Task requirements » Return each line of the listing that contains the string "Ottobre".
* begin *
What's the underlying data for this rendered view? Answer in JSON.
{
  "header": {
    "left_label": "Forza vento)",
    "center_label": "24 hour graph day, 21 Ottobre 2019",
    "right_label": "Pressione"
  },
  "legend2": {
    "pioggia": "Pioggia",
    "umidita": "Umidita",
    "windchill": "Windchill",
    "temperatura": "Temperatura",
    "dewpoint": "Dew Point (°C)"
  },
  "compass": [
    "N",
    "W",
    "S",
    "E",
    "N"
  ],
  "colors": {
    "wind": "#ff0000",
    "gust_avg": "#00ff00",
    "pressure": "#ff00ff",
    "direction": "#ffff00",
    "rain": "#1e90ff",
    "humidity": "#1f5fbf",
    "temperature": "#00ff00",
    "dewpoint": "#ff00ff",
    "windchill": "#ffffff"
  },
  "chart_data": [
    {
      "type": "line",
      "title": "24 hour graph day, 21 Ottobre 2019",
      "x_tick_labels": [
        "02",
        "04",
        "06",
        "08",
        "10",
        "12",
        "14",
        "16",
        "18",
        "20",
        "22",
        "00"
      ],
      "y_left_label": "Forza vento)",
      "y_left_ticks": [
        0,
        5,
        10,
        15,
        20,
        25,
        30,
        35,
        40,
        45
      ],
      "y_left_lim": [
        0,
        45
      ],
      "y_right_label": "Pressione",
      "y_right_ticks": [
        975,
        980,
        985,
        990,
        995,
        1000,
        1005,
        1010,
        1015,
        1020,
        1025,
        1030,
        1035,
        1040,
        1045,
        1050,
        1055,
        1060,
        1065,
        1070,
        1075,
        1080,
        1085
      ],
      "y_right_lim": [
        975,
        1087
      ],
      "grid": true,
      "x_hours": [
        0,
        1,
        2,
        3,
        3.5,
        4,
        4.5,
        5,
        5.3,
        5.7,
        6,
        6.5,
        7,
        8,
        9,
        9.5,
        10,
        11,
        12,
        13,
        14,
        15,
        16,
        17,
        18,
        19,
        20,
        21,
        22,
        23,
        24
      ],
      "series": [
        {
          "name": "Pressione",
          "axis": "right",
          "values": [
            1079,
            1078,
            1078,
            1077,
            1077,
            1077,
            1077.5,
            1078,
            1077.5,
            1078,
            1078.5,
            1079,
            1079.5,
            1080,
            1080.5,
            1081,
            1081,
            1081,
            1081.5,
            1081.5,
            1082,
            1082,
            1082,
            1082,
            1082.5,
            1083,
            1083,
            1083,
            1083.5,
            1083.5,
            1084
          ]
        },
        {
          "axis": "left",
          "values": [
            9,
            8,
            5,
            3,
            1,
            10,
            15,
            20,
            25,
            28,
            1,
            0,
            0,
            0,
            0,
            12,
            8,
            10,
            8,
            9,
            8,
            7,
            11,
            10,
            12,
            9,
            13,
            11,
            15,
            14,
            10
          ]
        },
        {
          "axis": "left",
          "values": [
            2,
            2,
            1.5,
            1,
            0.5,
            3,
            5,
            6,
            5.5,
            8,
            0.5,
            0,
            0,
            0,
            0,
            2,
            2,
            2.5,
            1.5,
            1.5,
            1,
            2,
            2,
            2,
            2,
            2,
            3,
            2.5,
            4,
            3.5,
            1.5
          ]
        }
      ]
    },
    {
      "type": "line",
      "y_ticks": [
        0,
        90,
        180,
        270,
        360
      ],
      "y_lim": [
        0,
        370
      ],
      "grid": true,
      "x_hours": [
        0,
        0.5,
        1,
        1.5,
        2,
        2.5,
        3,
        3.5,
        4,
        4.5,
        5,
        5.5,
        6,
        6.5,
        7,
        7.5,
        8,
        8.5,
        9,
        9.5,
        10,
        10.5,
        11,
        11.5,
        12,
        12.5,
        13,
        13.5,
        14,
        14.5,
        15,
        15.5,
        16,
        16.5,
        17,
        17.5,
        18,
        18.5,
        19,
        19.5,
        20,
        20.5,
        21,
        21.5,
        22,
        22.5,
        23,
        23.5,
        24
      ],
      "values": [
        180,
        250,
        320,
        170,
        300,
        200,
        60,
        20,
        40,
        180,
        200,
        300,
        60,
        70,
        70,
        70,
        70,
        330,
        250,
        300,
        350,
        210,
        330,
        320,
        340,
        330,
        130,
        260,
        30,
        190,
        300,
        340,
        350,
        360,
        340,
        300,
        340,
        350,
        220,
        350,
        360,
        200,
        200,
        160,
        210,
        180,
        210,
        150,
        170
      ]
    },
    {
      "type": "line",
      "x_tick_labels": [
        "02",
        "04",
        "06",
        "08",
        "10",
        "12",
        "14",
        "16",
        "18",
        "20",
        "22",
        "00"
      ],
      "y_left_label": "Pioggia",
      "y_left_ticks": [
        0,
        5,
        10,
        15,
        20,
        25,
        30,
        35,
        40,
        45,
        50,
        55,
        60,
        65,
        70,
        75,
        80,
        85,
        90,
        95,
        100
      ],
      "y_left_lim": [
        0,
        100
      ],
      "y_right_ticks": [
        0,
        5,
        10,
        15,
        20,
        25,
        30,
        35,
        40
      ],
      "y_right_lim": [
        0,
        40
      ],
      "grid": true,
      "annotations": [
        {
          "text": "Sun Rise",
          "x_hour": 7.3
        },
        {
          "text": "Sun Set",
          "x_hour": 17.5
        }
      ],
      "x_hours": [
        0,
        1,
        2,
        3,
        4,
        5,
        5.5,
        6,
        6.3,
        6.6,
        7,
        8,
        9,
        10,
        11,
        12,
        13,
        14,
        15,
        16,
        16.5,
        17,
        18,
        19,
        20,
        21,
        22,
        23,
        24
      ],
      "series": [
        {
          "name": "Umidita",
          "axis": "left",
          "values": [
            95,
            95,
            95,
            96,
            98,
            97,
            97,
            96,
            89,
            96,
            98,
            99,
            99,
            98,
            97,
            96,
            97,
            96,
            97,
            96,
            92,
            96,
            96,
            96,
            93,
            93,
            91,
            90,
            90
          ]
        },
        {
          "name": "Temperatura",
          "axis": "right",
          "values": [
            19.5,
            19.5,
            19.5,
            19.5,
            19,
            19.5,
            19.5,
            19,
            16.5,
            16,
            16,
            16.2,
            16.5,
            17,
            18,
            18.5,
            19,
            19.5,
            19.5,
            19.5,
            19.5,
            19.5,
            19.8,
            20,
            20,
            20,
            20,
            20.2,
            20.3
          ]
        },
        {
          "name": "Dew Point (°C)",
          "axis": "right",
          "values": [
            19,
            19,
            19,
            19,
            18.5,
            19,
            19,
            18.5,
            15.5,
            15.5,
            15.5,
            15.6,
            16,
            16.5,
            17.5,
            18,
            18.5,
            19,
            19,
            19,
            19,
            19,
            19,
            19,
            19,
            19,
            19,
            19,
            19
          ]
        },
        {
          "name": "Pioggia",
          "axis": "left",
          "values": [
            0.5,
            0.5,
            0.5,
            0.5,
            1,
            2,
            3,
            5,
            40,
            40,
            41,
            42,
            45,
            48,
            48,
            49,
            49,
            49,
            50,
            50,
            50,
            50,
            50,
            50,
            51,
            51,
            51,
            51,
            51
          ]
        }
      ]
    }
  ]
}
* end *
Task answer »
    "center_label": "24 hour graph day, 21 Ottobre 2019",
      "title": "24 hour graph day, 21 Ottobre 2019",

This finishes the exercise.